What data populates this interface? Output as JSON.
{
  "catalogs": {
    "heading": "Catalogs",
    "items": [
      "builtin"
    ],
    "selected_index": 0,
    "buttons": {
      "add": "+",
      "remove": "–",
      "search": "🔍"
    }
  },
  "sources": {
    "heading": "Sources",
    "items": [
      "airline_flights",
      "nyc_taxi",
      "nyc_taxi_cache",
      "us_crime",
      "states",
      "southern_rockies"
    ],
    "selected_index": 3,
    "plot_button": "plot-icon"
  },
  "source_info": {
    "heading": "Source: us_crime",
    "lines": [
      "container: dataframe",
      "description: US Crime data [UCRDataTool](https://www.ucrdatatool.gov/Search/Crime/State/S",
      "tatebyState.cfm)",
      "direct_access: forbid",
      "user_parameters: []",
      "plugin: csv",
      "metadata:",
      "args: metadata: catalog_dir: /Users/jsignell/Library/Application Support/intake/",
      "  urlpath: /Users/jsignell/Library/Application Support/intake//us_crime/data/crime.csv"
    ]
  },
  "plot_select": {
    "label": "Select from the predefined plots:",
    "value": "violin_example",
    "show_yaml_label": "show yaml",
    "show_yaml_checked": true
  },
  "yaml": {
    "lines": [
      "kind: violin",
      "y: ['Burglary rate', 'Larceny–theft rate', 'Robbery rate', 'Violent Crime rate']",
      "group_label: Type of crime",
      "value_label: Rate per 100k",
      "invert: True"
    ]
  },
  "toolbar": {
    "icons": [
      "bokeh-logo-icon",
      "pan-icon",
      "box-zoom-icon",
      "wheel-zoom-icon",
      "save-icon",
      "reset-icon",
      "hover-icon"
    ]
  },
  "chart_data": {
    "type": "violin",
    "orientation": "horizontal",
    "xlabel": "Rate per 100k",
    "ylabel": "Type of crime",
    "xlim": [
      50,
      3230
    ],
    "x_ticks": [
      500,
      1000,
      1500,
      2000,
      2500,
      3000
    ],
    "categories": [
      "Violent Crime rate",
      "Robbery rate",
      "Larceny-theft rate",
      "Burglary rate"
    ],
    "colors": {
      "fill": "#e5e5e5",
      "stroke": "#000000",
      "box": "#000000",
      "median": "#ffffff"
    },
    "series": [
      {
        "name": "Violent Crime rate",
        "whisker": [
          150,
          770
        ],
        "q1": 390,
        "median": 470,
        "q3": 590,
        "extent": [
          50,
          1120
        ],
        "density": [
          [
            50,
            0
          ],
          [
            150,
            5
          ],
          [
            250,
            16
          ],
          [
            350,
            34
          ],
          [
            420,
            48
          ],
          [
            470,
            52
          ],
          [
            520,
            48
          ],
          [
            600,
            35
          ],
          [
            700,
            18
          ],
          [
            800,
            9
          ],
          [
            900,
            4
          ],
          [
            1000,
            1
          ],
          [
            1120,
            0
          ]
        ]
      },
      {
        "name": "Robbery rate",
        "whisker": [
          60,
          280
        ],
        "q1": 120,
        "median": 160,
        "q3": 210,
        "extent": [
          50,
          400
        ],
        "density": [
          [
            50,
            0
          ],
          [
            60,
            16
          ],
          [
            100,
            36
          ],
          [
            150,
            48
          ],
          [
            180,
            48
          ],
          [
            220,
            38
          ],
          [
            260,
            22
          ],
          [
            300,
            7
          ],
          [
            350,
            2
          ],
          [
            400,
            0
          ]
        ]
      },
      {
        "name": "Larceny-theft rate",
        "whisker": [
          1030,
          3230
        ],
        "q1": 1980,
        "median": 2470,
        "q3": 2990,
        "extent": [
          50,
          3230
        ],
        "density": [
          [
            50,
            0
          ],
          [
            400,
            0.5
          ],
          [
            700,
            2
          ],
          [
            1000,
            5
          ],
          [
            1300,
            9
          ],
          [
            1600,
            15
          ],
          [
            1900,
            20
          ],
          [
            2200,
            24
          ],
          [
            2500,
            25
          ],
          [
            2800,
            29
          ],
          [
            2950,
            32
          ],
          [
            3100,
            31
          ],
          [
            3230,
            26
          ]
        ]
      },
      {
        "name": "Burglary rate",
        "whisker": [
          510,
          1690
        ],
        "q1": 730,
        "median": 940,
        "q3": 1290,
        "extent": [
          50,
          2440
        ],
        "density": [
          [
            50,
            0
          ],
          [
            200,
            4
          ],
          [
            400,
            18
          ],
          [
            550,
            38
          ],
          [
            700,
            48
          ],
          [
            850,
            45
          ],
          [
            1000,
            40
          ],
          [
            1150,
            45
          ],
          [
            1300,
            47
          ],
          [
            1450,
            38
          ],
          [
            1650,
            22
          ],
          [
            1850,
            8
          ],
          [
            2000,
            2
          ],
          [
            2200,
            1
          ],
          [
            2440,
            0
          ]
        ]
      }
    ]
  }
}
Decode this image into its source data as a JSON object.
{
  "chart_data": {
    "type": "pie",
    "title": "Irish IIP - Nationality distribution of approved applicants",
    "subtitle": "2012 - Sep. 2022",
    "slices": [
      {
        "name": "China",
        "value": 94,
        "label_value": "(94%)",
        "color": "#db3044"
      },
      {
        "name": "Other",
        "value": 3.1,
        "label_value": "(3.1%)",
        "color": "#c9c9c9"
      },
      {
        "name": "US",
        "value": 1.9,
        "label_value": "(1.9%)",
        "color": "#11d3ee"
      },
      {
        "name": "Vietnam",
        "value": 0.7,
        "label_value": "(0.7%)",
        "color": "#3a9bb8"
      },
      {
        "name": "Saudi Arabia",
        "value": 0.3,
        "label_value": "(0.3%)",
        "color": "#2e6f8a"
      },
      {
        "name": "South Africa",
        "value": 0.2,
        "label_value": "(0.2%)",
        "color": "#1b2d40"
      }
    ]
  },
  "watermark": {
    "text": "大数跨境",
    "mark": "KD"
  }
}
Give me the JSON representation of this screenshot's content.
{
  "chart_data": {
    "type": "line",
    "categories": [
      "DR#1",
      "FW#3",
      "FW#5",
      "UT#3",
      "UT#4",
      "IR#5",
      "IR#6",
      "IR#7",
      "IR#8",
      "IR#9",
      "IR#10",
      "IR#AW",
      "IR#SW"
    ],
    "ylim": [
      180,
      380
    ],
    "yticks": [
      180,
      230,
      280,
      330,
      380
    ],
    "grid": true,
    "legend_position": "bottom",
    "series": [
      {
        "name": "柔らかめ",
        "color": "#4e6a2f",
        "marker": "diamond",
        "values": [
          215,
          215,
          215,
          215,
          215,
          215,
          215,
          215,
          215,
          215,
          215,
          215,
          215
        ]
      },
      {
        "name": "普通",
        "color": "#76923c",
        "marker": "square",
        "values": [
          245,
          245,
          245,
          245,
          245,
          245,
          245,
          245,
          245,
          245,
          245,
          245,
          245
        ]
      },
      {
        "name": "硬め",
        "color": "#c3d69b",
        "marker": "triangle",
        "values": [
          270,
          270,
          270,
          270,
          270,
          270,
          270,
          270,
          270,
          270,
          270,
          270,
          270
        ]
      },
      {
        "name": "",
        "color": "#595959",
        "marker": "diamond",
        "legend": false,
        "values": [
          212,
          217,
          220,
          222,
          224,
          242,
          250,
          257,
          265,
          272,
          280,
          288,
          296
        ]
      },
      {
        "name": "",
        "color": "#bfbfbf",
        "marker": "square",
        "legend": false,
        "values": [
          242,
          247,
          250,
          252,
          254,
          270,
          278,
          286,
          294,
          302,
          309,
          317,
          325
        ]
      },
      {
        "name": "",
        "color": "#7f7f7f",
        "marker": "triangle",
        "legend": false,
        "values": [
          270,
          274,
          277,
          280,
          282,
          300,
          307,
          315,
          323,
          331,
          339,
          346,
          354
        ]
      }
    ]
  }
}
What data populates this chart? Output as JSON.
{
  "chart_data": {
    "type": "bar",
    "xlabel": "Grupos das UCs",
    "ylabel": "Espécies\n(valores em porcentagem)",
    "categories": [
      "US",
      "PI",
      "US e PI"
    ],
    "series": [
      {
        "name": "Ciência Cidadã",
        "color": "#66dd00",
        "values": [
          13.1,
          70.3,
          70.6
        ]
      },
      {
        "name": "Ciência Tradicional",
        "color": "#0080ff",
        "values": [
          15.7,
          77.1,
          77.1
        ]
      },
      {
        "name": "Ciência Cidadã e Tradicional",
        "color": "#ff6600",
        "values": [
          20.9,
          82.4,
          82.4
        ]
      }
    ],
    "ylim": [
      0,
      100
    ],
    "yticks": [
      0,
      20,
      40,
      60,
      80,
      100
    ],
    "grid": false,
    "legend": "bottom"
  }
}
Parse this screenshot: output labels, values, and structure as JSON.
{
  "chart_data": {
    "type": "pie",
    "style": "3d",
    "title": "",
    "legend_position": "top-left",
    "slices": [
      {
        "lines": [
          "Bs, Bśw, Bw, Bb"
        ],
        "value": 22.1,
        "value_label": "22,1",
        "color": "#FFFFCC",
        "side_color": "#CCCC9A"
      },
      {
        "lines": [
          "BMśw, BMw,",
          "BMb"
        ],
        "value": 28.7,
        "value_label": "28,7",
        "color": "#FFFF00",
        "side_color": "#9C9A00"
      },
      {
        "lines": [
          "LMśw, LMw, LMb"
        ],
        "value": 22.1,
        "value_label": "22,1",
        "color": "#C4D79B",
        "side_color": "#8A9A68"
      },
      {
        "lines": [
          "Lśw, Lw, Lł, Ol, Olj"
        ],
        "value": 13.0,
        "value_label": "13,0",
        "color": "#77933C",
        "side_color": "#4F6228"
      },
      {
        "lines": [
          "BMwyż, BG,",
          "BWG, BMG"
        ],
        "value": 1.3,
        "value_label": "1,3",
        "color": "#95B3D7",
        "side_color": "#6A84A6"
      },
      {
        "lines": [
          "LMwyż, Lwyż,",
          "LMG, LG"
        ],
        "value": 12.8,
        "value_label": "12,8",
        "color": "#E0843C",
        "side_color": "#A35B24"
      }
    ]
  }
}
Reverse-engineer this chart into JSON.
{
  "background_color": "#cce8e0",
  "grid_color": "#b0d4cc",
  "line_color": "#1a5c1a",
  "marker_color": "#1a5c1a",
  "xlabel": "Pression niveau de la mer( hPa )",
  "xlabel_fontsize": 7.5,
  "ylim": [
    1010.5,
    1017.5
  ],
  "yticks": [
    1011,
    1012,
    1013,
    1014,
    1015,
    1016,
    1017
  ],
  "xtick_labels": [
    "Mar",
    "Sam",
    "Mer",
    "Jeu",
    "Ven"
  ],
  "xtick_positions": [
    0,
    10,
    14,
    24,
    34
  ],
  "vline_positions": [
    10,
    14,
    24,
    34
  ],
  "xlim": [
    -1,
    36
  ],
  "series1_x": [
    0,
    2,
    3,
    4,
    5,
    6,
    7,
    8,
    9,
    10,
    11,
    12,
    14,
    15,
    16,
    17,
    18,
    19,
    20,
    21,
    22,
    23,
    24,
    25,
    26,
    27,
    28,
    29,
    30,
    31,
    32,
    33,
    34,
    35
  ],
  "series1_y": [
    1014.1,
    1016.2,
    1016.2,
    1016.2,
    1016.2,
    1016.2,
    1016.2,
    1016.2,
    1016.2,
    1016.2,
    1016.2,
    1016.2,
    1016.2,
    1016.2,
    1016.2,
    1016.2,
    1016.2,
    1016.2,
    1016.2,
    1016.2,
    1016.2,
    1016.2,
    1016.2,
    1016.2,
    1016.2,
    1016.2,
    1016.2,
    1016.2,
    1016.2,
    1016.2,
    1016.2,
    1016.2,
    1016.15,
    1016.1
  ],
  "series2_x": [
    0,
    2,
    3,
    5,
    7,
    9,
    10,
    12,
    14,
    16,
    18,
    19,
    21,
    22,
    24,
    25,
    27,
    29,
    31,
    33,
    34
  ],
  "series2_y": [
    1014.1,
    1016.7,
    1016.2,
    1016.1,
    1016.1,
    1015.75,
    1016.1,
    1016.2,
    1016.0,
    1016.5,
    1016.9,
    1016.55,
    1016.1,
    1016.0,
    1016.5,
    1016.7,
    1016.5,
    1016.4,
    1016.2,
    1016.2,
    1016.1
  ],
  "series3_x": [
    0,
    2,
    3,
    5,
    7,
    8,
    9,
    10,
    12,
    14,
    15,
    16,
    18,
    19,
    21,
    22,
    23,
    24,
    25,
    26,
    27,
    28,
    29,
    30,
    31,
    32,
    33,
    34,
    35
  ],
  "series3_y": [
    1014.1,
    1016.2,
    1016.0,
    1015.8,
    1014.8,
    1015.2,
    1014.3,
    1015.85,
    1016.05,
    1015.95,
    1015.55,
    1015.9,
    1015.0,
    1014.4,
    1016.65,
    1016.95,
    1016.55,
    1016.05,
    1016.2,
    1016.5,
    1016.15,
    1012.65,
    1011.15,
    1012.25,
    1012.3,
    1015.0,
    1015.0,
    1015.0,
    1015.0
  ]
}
+ + + + + + +
▶ **Written task**
Extract each line from the entries above that contains the string "into".

▶ **Response to this exercise**
Decode this image into its source data as a JSON object.
Reverse-engineer this chart into JSON.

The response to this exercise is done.